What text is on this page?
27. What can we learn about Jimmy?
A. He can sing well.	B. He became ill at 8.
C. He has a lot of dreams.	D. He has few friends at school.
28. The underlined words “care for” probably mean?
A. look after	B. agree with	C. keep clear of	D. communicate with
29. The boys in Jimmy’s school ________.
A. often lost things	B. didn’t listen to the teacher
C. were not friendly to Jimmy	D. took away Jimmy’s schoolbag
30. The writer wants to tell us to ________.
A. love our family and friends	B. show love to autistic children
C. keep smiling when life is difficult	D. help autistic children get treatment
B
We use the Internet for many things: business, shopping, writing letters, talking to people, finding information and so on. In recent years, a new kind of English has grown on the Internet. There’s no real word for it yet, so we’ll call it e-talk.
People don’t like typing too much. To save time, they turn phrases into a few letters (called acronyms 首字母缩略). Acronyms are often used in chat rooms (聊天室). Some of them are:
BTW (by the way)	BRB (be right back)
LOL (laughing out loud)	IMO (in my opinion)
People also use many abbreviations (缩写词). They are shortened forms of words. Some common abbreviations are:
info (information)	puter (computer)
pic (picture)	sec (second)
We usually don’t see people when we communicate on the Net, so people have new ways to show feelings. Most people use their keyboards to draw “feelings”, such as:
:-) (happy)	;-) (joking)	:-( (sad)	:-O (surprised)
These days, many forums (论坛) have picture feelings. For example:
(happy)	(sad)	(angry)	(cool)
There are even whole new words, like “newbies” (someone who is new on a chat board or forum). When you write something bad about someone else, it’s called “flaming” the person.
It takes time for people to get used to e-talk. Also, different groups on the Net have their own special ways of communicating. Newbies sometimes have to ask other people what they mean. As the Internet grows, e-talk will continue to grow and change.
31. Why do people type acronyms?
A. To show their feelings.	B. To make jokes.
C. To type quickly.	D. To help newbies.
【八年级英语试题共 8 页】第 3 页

┄┄┄┄┄┄

▸ **Your objective**
In the data above, tally the lines holding "like" and answer with the figure only.

▸ **Final result**
2